Task directions: Transcribe the data in full and exactly, omitting any pictures.

Stored rows:

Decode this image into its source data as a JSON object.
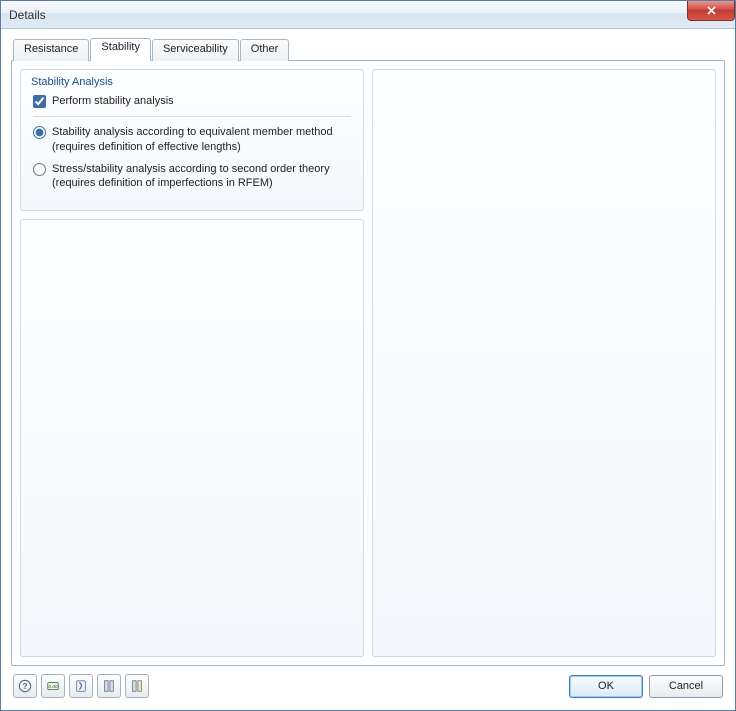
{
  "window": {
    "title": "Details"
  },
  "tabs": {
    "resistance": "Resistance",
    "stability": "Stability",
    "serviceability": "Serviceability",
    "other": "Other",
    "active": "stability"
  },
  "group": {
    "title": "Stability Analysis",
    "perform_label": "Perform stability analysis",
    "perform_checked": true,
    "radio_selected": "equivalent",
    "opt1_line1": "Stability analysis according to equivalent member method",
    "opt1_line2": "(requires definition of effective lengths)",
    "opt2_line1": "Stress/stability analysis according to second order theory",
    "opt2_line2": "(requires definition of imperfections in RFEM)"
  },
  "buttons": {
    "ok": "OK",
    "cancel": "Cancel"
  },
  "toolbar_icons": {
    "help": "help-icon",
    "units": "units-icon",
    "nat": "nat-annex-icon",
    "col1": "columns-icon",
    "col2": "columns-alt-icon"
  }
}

Answer to this exercise:
Decode this image into its source data as a JSON object.
{
  "window": {
    "title": "Details"
  },
  "tabs": {
    "resistance": "Resistance",
    "stability": "Stability",
    "serviceability": "Serviceability",
    "other": "Other",
    "active": "stability"
  },
  "group": {
    "title": "Stability Analysis",
    "perform_label": "Perform stability analysis",
    "perform_checked": true,
    "radio_selected": "equivalent",
    "opt1_line1": "Stability analysis according to equivalent member method",
    "opt1_line2": "(requires definition of effective lengths)",
    "opt2_line1": "Stress/stability analysis according to second order theory",
    "opt2_line2": "(requires definition of imperfections in RFEM)"
  },
  "buttons": {
    "ok": "OK",
    "cancel": "Cancel"
  },
  "toolbar_icons": {
    "help": "help-icon",
    "units": "units-icon",
    "nat": "nat-annex-icon",
    "col1": "columns-icon",
    "col2": "columns-alt-icon"
  }
}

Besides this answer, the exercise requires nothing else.